#### Dataset entries

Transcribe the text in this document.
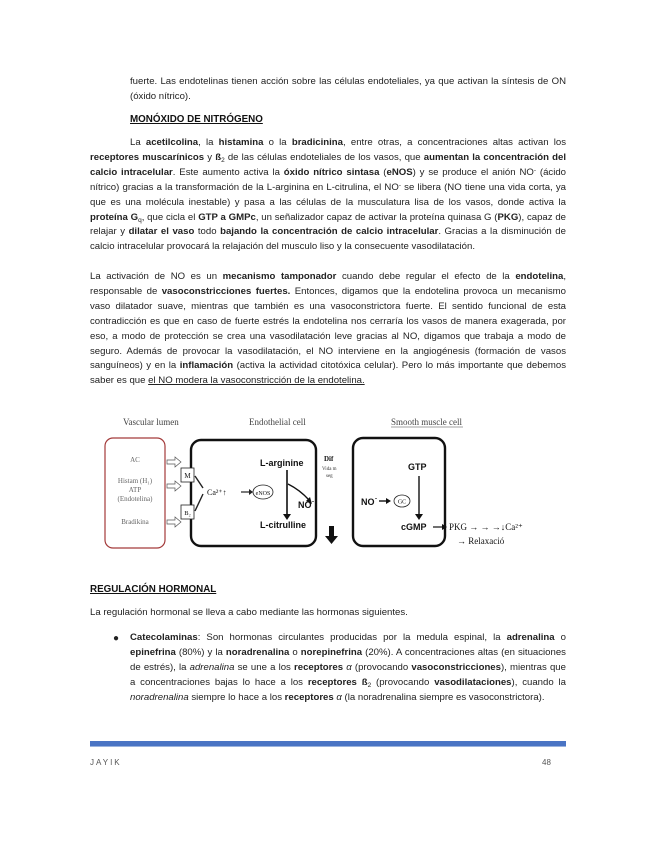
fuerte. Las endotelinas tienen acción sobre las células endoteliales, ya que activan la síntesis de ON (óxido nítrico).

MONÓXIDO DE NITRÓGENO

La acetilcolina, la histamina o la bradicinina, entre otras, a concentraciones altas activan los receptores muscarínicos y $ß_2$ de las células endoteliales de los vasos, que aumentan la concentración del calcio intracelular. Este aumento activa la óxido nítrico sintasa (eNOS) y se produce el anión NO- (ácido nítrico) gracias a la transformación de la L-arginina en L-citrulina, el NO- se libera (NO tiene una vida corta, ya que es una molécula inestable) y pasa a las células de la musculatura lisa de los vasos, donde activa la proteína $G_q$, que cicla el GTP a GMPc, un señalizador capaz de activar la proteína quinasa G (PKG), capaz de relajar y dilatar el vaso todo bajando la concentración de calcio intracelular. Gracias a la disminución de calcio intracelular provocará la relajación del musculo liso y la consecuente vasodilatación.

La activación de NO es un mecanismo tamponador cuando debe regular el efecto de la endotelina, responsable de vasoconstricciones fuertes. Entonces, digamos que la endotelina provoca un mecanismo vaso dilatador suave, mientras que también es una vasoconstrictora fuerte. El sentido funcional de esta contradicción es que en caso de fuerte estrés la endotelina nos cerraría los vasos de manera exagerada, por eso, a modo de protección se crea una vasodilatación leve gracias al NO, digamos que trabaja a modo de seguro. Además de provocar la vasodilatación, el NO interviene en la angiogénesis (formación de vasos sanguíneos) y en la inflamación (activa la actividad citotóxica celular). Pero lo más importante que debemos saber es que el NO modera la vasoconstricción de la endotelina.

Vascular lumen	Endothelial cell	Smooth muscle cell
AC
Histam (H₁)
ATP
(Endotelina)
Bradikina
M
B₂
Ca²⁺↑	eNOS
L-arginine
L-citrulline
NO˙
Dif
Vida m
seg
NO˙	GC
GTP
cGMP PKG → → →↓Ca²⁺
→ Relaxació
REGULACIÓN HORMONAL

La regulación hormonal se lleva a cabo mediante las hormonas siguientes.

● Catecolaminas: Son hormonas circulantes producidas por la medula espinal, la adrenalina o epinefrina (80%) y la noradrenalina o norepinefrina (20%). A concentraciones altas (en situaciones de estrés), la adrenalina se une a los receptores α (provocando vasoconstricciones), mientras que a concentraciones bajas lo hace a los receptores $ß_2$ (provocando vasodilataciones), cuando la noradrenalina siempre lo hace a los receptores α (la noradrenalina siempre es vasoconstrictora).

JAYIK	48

########

> _What to produce_
Omit the pictures and output all of the other material exactly.

> _Solution for this exercise_
Transcribe the text in this document.
fuerte. Las endotelinas tienen acción sobre las células endoteliales, ya que activan la síntesis de ON (óxido nítrico).

MONÓXIDO DE NITRÓGENO

La acetilcolina, la histamina o la bradicinina, entre otras, a concentraciones altas activan los receptores muscarínicos y $ß_2$ de las células endoteliales de los vasos, que aumentan la concentración del calcio intracelular. Este aumento activa la óxido nítrico sintasa (eNOS) y se produce el anión NO- (ácido nítrico) gracias a la transformación de la L-arginina en L-citrulina, el NO- se libera (NO tiene una vida corta, ya que es una molécula inestable) y pasa a las células de la musculatura lisa de los vasos, donde activa la proteína $G_q$, que cicla el GTP a GMPc, un señalizador capaz de activar la proteína quinasa G (PKG), capaz de relajar y dilatar el vaso todo bajando la concentración de calcio intracelular. Gracias a la disminución de calcio intracelular provocará la relajación del musculo liso y la consecuente vasodilatación.

La activación de NO es un mecanismo tamponador cuando debe regular el efecto de la endotelina, responsable de vasoconstricciones fuertes. Entonces, digamos que la endotelina provoca un mecanismo vaso dilatador suave, mientras que también es una vasoconstrictora fuerte. El sentido funcional de esta contradicción es que en caso de fuerte estrés la endotelina nos cerraría los vasos de manera exagerada, por eso, a modo de protección se crea una vasodilatación leve gracias al NO, digamos que trabaja a modo de seguro. Además de provocar la vasodilatación, el NO interviene en la angiogénesis (formación de vasos sanguíneos) y en la inflamación (activa la actividad citotóxica celular). Pero lo más importante que debemos saber es que el NO modera la vasoconstricción de la endotelina.

Vascular lumen	Endothelial cell	Smooth muscle cell
AC
Histam (H₁)
ATP
(Endotelina)
Bradikina
M
B₂
Ca²⁺↑	eNOS
L-arginine
L-citrulline
NO˙
Dif
Vida m
seg
NO˙	GC
GTP
cGMP PKG → → →↓Ca²⁺
→ Relaxació
REGULACIÓN HORMONAL

La regulación hormonal se lleva a cabo mediante las hormonas siguientes.

● Catecolaminas: Son hormonas circulantes producidas por la medula espinal, la adrenalina o epinefrina (80%) y la noradrenalina o norepinefrina (20%). A concentraciones altas (en situaciones de estrés), la adrenalina se une a los receptores α (provocando vasoconstricciones), mientras que a concentraciones bajas lo hace a los receptores $ß_2$ (provocando vasodilataciones), cuando la noradrenalina siempre lo hace a los receptores α (la noradrenalina siempre es vasoconstrictora).

JAYIK	48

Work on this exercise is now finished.